- Instruction -
Quote the entries that follow exactly, leaving none out.

[Stored items]
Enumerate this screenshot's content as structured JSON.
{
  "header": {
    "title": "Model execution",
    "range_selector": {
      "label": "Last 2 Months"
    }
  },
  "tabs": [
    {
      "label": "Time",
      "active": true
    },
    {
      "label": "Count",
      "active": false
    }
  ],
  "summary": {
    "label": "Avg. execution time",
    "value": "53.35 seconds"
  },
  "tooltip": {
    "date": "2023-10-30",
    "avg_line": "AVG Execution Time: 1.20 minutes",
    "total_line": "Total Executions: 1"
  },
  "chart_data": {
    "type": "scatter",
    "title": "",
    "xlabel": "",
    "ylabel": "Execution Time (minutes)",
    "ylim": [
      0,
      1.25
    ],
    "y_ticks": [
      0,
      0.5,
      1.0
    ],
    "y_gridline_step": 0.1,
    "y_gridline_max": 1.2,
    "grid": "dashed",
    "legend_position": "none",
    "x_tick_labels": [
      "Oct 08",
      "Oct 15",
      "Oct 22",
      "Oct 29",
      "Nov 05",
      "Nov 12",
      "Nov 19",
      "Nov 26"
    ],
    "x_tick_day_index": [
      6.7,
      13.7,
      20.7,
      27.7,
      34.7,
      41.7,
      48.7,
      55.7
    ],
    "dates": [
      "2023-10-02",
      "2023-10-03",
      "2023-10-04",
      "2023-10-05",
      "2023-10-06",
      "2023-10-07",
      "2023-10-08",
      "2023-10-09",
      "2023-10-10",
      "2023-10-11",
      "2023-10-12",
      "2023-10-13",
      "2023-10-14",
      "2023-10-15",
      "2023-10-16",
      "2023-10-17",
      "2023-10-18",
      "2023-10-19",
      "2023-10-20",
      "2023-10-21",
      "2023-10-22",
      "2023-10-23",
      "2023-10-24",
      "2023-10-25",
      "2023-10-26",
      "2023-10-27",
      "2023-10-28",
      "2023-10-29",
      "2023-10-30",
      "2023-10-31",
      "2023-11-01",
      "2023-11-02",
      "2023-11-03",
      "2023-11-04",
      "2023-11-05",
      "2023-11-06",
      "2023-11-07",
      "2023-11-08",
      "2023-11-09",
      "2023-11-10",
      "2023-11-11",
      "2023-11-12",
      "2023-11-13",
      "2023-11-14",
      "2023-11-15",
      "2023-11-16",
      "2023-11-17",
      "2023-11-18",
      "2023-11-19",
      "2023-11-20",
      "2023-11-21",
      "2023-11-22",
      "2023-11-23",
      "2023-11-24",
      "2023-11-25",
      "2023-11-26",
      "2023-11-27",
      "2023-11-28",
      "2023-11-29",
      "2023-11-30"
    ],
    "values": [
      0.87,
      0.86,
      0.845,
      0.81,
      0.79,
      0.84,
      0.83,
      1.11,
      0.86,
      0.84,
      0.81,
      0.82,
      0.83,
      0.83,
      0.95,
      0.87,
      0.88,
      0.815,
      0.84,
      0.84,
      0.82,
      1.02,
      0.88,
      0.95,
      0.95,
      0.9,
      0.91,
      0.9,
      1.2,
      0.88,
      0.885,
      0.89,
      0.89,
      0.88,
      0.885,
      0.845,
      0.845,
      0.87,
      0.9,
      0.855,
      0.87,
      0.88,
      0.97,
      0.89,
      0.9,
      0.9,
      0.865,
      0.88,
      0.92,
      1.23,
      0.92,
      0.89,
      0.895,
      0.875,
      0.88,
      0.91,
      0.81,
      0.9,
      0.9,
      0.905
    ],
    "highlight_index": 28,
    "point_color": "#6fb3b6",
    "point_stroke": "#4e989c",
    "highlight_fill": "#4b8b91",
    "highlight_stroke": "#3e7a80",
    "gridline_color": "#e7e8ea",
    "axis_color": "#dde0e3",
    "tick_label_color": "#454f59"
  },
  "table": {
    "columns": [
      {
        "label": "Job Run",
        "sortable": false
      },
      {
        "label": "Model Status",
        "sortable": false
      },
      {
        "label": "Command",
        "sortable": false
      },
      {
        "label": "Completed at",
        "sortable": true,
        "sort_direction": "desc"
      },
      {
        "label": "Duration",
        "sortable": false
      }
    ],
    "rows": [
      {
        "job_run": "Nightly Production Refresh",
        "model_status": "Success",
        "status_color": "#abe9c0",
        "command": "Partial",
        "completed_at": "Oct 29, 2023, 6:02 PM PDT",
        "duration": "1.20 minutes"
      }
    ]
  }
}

- Response to this exercise -
Enumerate this screenshot's content as structured JSON.
{
  "header": {
    "title": "Model execution",
    "range_selector": {
      "label": "Last 2 Months"
    }
  },
  "tabs": [
    {
      "label": "Time",
      "active": true
    },
    {
      "label": "Count",
      "active": false
    }
  ],
  "summary": {
    "label": "Avg. execution time",
    "value": "53.35 seconds"
  },
  "tooltip": {
    "date": "2023-10-30",
    "avg_line": "AVG Execution Time: 1.20 minutes",
    "total_line": "Total Executions: 1"
  },
  "chart_data": {
    "type": "scatter",
    "title": "",
    "xlabel": "",
    "ylabel": "Execution Time (minutes)",
    "ylim": [
      0,
      1.25
    ],
    "y_ticks": [
      0,
      0.5,
      1.0
    ],
    "y_gridline_step": 0.1,
    "y_gridline_max": 1.2,
    "grid": "dashed",
    "legend_position": "none",
    "x_tick_labels": [
      "Oct 08",
      "Oct 15",
      "Oct 22",
      "Oct 29",
      "Nov 05",
      "Nov 12",
      "Nov 19",
      "Nov 26"
    ],
    "x_tick_day_index": [
      6.7,
      13.7,
      20.7,
      27.7,
      34.7,
      41.7,
      48.7,
      55.7
    ],
    "dates": [
      "2023-10-02",
      "2023-10-03",
      "2023-10-04",
      "2023-10-05",
      "2023-10-06",
      "2023-10-07",
      "2023-10-08",
      "2023-10-09",
      "2023-10-10",
      "2023-10-11",
      "2023-10-12",
      "2023-10-13",
      "2023-10-14",
      "2023-10-15",
      "2023-10-16",
      "2023-10-17",
      "2023-10-18",
      "2023-10-19",
      "2023-10-20",
      "2023-10-21",
      "2023-10-22",
      "2023-10-23",
      "2023-10-24",
      "2023-10-25",
      "2023-10-26",
      "2023-10-27",
      "2023-10-28",
      "2023-10-29",
      "2023-10-30",
      "2023-10-31",
      "2023-11-01",
      "2023-11-02",
      "2023-11-03",
      "2023-11-04",
      "2023-11-05",
      "2023-11-06",
      "2023-11-07",
      "2023-11-08",
      "2023-11-09",
      "2023-11-10",
      "2023-11-11",
      "2023-11-12",
      "2023-11-13",
      "2023-11-14",
      "2023-11-15",
      "2023-11-16",
      "2023-11-17",
      "2023-11-18",
      "2023-11-19",
      "2023-11-20",
      "2023-11-21",
      "2023-11-22",
      "2023-11-23",
      "2023-11-24",
      "2023-11-25",
      "2023-11-26",
      "2023-11-27",
      "2023-11-28",
      "2023-11-29",
      "2023-11-30"
    ],
    "values": [
      0.87,
      0.86,
      0.845,
      0.81,
      0.79,
      0.84,
      0.83,
      1.11,
      0.86,
      0.84,
      0.81,
      0.82,
      0.83,
      0.83,
      0.95,
      0.87,
      0.88,
      0.815,
      0.84,
      0.84,
      0.82,
      1.02,
      0.88,
      0.95,
      0.95,
      0.9,
      0.91,
      0.9,
      1.2,
      0.88,
      0.885,
      0.89,
      0.89,
      0.88,
      0.885,
      0.845,
      0.845,
      0.87,
      0.9,
      0.855,
      0.87,
      0.88,
      0.97,
      0.89,
      0.9,
      0.9,
      0.865,
      0.88,
      0.92,
      1.23,
      0.92,
      0.89,
      0.895,
      0.875,
      0.88,
      0.91,
      0.81,
      0.9,
      0.9,
      0.905
    ],
    "highlight_index": 28,
    "point_color": "#6fb3b6",
    "point_stroke": "#4e989c",
    "highlight_fill": "#4b8b91",
    "highlight_stroke": "#3e7a80",
    "gridline_color": "#e7e8ea",
    "axis_color": "#dde0e3",
    "tick_label_color": "#454f59"
  },
  "table": {
    "columns": [
      {
        "label": "Job Run",
        "sortable": false
      },
      {
        "label": "Model Status",
        "sortable": false
      },
      {
        "label": "Command",
        "sortable": false
      },
      {
        "label": "Completed at",
        "sortable": true,
        "sort_direction": "desc"
      },
      {
        "label": "Duration",
        "sortable": false
      }
    ],
    "rows": [
      {
        "job_run": "Nightly Production Refresh",
        "model_status": "Success",
        "status_color": "#abe9c0",
        "command": "Partial",
        "completed_at": "Oct 29, 2023, 6:02 PM PDT",
        "duration": "1.20 minutes"
      }
    ]
  }
}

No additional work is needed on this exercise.